[Records about charts and figures]
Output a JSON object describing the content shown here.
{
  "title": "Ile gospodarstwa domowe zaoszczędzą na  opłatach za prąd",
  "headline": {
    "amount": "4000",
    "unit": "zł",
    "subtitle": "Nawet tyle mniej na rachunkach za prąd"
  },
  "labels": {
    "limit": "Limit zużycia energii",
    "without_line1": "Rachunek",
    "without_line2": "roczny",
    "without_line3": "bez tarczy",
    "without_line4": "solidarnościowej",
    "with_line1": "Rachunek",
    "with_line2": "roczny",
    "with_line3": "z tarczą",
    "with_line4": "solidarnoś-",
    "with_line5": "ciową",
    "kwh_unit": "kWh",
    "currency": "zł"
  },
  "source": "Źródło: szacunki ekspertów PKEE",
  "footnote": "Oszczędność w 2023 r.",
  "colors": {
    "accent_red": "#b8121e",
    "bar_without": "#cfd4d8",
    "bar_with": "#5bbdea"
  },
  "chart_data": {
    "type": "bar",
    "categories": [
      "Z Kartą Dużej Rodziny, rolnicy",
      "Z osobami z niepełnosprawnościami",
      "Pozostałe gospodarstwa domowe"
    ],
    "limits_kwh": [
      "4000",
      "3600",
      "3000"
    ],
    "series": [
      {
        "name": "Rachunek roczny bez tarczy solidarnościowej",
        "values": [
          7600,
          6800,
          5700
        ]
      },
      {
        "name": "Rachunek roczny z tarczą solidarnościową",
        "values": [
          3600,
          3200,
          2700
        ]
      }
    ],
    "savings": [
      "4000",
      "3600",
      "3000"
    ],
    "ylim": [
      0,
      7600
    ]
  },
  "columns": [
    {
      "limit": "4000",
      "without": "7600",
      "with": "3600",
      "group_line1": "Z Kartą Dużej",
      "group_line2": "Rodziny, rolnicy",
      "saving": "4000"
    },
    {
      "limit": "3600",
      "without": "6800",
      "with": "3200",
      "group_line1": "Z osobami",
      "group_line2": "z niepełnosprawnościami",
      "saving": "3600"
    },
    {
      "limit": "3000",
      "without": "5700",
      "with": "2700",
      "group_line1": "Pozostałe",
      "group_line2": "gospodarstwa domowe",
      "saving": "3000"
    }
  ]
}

(Your objective)
Restate the data above word for word, please.

(The solution)
Output a JSON object describing the content shown here.
{
  "title": "Ile gospodarstwa domowe zaoszczędzą na  opłatach za prąd",
  "headline": {
    "amount": "4000",
    "unit": "zł",
    "subtitle": "Nawet tyle mniej na rachunkach za prąd"
  },
  "labels": {
    "limit": "Limit zużycia energii",
    "without_line1": "Rachunek",
    "without_line2": "roczny",
    "without_line3": "bez tarczy",
    "without_line4": "solidarnościowej",
    "with_line1": "Rachunek",
    "with_line2": "roczny",
    "with_line3": "z tarczą",
    "with_line4": "solidarnoś-",
    "with_line5": "ciową",
    "kwh_unit": "kWh",
    "currency": "zł"
  },
  "source": "Źródło: szacunki ekspertów PKEE",
  "footnote": "Oszczędność w 2023 r.",
  "colors": {
    "accent_red": "#b8121e",
    "bar_without": "#cfd4d8",
    "bar_with": "#5bbdea"
  },
  "chart_data": {
    "type": "bar",
    "categories": [
      "Z Kartą Dużej Rodziny, rolnicy",
      "Z osobami z niepełnosprawnościami",
      "Pozostałe gospodarstwa domowe"
    ],
    "limits_kwh": [
      "4000",
      "3600",
      "3000"
    ],
    "series": [
      {
        "name": "Rachunek roczny bez tarczy solidarnościowej",
        "values": [
          7600,
          6800,
          5700
        ]
      },
      {
        "name": "Rachunek roczny z tarczą solidarnościową",
        "values": [
          3600,
          3200,
          2700
        ]
      }
    ],
    "savings": [
      "4000",
      "3600",
      "3000"
    ],
    "ylim": [
      0,
      7600
    ]
  },
  "columns": [
    {
      "limit": "4000",
      "without": "7600",
      "with": "3600",
      "group_line1": "Z Kartą Dużej",
      "group_line2": "Rodziny, rolnicy",
      "saving": "4000"
    },
    {
      "limit": "3600",
      "without": "6800",
      "with": "3200",
      "group_line1": "Z osobami",
      "group_line2": "z niepełnosprawnościami",
      "saving": "3600"
    },
    {
      "limit": "3000",
      "without": "5700",
      "with": "2700",
      "group_line1": "Pozostałe",
      "group_line2": "gospodarstwa domowe",
      "saving": "3000"
    }
  ]
}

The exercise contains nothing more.